Quote the entries that follow exactly, leaving none out.

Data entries
◆ ◆ ◆ ◆ ◆
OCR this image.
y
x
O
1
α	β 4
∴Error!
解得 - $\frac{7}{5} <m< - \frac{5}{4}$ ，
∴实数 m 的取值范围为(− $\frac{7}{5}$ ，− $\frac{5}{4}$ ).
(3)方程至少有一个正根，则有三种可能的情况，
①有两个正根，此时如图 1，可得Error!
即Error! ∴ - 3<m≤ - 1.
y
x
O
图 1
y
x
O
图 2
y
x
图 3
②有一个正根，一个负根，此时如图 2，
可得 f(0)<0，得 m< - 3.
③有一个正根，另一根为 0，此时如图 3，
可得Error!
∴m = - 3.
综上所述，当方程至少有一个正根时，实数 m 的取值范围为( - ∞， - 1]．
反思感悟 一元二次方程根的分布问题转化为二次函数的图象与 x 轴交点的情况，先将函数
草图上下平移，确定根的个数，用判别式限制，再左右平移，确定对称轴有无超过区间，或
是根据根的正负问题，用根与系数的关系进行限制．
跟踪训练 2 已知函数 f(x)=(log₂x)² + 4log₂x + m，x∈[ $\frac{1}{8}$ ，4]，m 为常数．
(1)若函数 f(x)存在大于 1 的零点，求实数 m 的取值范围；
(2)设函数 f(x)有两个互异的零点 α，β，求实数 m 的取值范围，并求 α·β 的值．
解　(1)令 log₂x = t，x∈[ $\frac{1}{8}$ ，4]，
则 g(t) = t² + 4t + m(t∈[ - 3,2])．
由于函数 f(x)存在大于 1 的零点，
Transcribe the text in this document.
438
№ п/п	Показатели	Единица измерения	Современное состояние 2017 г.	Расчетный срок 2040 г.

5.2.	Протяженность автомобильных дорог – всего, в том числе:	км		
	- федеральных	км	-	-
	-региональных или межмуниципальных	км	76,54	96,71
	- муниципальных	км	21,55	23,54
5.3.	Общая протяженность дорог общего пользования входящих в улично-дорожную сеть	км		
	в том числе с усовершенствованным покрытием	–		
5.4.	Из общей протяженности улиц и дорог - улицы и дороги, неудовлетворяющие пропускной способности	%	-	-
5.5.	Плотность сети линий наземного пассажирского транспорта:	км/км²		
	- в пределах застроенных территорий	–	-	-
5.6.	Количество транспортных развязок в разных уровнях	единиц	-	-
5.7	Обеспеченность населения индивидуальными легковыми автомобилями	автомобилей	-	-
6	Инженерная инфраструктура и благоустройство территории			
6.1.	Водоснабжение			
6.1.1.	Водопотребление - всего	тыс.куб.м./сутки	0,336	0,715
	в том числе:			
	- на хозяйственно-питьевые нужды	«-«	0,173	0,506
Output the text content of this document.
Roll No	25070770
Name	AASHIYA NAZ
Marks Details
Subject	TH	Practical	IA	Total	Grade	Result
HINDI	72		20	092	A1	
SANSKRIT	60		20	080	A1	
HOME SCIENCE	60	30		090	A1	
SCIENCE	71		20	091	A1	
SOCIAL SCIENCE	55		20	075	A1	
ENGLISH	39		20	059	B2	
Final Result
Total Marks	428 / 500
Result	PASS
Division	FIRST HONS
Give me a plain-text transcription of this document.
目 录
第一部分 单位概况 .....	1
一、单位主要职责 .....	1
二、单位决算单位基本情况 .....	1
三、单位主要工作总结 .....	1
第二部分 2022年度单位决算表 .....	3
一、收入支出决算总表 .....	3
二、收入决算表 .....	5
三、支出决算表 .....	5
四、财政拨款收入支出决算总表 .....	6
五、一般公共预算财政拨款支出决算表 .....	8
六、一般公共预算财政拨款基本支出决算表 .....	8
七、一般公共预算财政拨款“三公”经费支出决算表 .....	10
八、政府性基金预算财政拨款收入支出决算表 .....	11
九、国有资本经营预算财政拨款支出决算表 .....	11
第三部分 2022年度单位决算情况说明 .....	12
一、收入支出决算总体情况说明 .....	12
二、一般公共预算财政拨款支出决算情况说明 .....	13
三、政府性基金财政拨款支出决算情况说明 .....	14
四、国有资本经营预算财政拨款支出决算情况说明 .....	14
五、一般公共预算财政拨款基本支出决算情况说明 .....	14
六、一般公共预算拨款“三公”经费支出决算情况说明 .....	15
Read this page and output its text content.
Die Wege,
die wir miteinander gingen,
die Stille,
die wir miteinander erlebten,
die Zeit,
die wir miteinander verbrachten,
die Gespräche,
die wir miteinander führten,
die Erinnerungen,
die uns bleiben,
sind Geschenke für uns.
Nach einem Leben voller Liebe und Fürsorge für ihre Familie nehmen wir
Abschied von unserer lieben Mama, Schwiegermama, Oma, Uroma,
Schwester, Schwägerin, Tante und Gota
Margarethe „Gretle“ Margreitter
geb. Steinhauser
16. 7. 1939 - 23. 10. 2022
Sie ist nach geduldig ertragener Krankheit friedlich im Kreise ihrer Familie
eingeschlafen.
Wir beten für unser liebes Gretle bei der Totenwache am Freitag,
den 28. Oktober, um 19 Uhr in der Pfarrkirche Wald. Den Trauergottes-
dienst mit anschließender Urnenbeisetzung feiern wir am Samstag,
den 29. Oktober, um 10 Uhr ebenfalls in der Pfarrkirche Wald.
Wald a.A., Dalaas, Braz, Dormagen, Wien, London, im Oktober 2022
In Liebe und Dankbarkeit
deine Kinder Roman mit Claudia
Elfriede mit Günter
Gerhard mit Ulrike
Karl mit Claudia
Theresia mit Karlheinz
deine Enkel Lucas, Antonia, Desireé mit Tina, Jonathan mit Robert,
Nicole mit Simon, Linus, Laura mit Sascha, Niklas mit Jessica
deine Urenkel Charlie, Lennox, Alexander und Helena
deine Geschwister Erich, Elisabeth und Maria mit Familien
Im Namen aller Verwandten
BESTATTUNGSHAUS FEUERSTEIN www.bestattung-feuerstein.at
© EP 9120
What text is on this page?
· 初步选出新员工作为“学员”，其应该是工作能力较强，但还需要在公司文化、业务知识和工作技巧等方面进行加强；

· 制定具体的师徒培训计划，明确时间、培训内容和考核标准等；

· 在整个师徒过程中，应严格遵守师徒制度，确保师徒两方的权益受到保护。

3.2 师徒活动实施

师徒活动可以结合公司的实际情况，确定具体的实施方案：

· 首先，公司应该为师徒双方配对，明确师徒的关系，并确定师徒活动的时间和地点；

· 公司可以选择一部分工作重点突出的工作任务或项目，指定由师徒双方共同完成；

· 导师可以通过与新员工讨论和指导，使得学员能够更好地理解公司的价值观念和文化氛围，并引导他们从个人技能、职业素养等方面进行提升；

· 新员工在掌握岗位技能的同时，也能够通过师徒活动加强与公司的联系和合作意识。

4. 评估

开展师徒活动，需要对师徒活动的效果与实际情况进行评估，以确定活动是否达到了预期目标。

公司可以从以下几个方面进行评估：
◆ ◆ ◆ ◆ ◆
RESULT BELOW:
OCR this image.
y
x
O
1
α	β 4
∴Error!
解得 - $\frac{7}{5} <m< - \frac{5}{4}$ ，
∴实数 m 的取值范围为(− $\frac{7}{5}$ ，− $\frac{5}{4}$ ).
(3)方程至少有一个正根，则有三种可能的情况，
①有两个正根，此时如图 1，可得Error!
即Error! ∴ - 3<m≤ - 1.
y
x
O
图 1
y
x
O
图 2
y
x
图 3
②有一个正根，一个负根，此时如图 2，
可得 f(0)<0，得 m< - 3.
③有一个正根，另一根为 0，此时如图 3，
可得Error!
∴m = - 3.
综上所述，当方程至少有一个正根时，实数 m 的取值范围为( - ∞， - 1]．
反思感悟 一元二次方程根的分布问题转化为二次函数的图象与 x 轴交点的情况，先将函数
草图上下平移，确定根的个数，用判别式限制，再左右平移，确定对称轴有无超过区间，或
是根据根的正负问题，用根与系数的关系进行限制．
跟踪训练 2 已知函数 f(x)=(log₂x)² + 4log₂x + m，x∈[ $\frac{1}{8}$ ，4]，m 为常数．
(1)若函数 f(x)存在大于 1 的零点，求实数 m 的取值范围；
(2)设函数 f(x)有两个互异的零点 α，β，求实数 m 的取值范围，并求 α·β 的值．
解　(1)令 log₂x = t，x∈[ $\frac{1}{8}$ ，4]，
则 g(t) = t² + 4t + m(t∈[ - 3,2])．
由于函数 f(x)存在大于 1 的零点，
Transcribe the text in this document.
438
№ п/п	Показатели	Единица измерения	Современное состояние 2017 г.	Расчетный срок 2040 г.

5.2.	Протяженность автомобильных дорог – всего, в том числе:	км		
	- федеральных	км	-	-
	-региональных или межмуниципальных	км	76,54	96,71
	- муниципальных	км	21,55	23,54
5.3.	Общая протяженность дорог общего пользования входящих в улично-дорожную сеть	км		
	в том числе с усовершенствованным покрытием	–		
5.4.	Из общей протяженности улиц и дорог - улицы и дороги, неудовлетворяющие пропускной способности	%	-	-
5.5.	Плотность сети линий наземного пассажирского транспорта:	км/км²		
	- в пределах застроенных территорий	–	-	-
5.6.	Количество транспортных развязок в разных уровнях	единиц	-	-
5.7	Обеспеченность населения индивидуальными легковыми автомобилями	автомобилей	-	-
6	Инженерная инфраструктура и благоустройство территории			
6.1.	Водоснабжение			
6.1.1.	Водопотребление - всего	тыс.куб.м./сутки	0,336	0,715
	в том числе:			
	- на хозяйственно-питьевые нужды	«-«	0,173	0,506
Output the text content of this document.
Roll No	25070770
Name	AASHIYA NAZ
Marks Details
Subject	TH	Practical	IA	Total	Grade	Result
HINDI	72		20	092	A1	
SANSKRIT	60		20	080	A1	
HOME SCIENCE	60	30		090	A1	
SCIENCE	71		20	091	A1	
SOCIAL SCIENCE	55		20	075	A1	
ENGLISH	39		20	059	B2	
Final Result
Total Marks	428 / 500
Result	PASS
Division	FIRST HONS
Give me a plain-text transcription of this document.
目 录
第一部分 单位概况 .....	1
一、单位主要职责 .....	1
二、单位决算单位基本情况 .....	1
三、单位主要工作总结 .....	1
第二部分 2022年度单位决算表 .....	3
一、收入支出决算总表 .....	3
二、收入决算表 .....	5
三、支出决算表 .....	5
四、财政拨款收入支出决算总表 .....	6
五、一般公共预算财政拨款支出决算表 .....	8
六、一般公共预算财政拨款基本支出决算表 .....	8
七、一般公共预算财政拨款“三公”经费支出决算表 .....	10
八、政府性基金预算财政拨款收入支出决算表 .....	11
九、国有资本经营预算财政拨款支出决算表 .....	11
第三部分 2022年度单位决算情况说明 .....	12
一、收入支出决算总体情况说明 .....	12
二、一般公共预算财政拨款支出决算情况说明 .....	13
三、政府性基金财政拨款支出决算情况说明 .....	14
四、国有资本经营预算财政拨款支出决算情况说明 .....	14
五、一般公共预算财政拨款基本支出决算情况说明 .....	14
六、一般公共预算拨款“三公”经费支出决算情况说明 .....	15
Read this page and output its text content.
Die Wege,
die wir miteinander gingen,
die Stille,
die wir miteinander erlebten,
die Zeit,
die wir miteinander verbrachten,
die Gespräche,
die wir miteinander führten,
die Erinnerungen,
die uns bleiben,
sind Geschenke für uns.
Nach einem Leben voller Liebe und Fürsorge für ihre Familie nehmen wir
Abschied von unserer lieben Mama, Schwiegermama, Oma, Uroma,
Schwester, Schwägerin, Tante und Gota
Margarethe „Gretle“ Margreitter
geb. Steinhauser
16. 7. 1939 - 23. 10. 2022
Sie ist nach geduldig ertragener Krankheit friedlich im Kreise ihrer Familie
eingeschlafen.
Wir beten für unser liebes Gretle bei der Totenwache am Freitag,
den 28. Oktober, um 19 Uhr in der Pfarrkirche Wald. Den Trauergottes-
dienst mit anschließender Urnenbeisetzung feiern wir am Samstag,
den 29. Oktober, um 10 Uhr ebenfalls in der Pfarrkirche Wald.
Wald a.A., Dalaas, Braz, Dormagen, Wien, London, im Oktober 2022
In Liebe und Dankbarkeit
deine Kinder Roman mit Claudia
Elfriede mit Günter
Gerhard mit Ulrike
Karl mit Claudia
Theresia mit Karlheinz
deine Enkel Lucas, Antonia, Desireé mit Tina, Jonathan mit Robert,
Nicole mit Simon, Linus, Laura mit Sascha, Niklas mit Jessica
deine Urenkel Charlie, Lennox, Alexander und Helena
deine Geschwister Erich, Elisabeth und Maria mit Familien
Im Namen aller Verwandten
BESTATTUNGSHAUS FEUERSTEIN www.bestattung-feuerstein.at
© EP 9120
What text is on this page?
· 初步选出新员工作为“学员”，其应该是工作能力较强，但还需要在公司文化、业务知识和工作技巧等方面进行加强；

· 制定具体的师徒培训计划，明确时间、培训内容和考核标准等；

· 在整个师徒过程中，应严格遵守师徒制度，确保师徒两方的权益受到保护。

3.2 师徒活动实施

师徒活动可以结合公司的实际情况，确定具体的实施方案：

· 首先，公司应该为师徒双方配对，明确师徒的关系，并确定师徒活动的时间和地点；

· 公司可以选择一部分工作重点突出的工作任务或项目，指定由师徒双方共同完成；

· 导师可以通过与新员工讨论和指导，使得学员能够更好地理解公司的价值观念和文化氛围，并引导他们从个人技能、职业素养等方面进行提升；

· 新员工在掌握岗位技能的同时，也能够通过师徒活动加强与公司的联系和合作意识。

4. 评估

开展师徒活动，需要对师徒活动的效果与实际情况进行评估，以确定活动是否达到了预期目标。

公司可以从以下几个方面进行评估：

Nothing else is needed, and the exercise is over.